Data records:

%%

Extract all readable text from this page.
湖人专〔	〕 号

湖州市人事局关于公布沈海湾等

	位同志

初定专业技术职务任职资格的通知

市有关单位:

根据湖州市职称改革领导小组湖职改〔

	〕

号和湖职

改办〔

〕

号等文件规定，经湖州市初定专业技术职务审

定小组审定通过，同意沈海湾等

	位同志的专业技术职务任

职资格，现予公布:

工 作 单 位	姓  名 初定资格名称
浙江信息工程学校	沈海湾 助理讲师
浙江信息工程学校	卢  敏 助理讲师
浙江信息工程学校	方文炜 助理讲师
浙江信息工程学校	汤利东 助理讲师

%%

Search the data above for lines holding "浙江信息工程学校" and copy each of them.

浙江信息工程学校	沈海湾 助理讲师
浙江信息工程学校	卢  敏 助理讲师
浙江信息工程学校	方文炜 助理讲师
浙江信息工程学校	汤利东 助理讲师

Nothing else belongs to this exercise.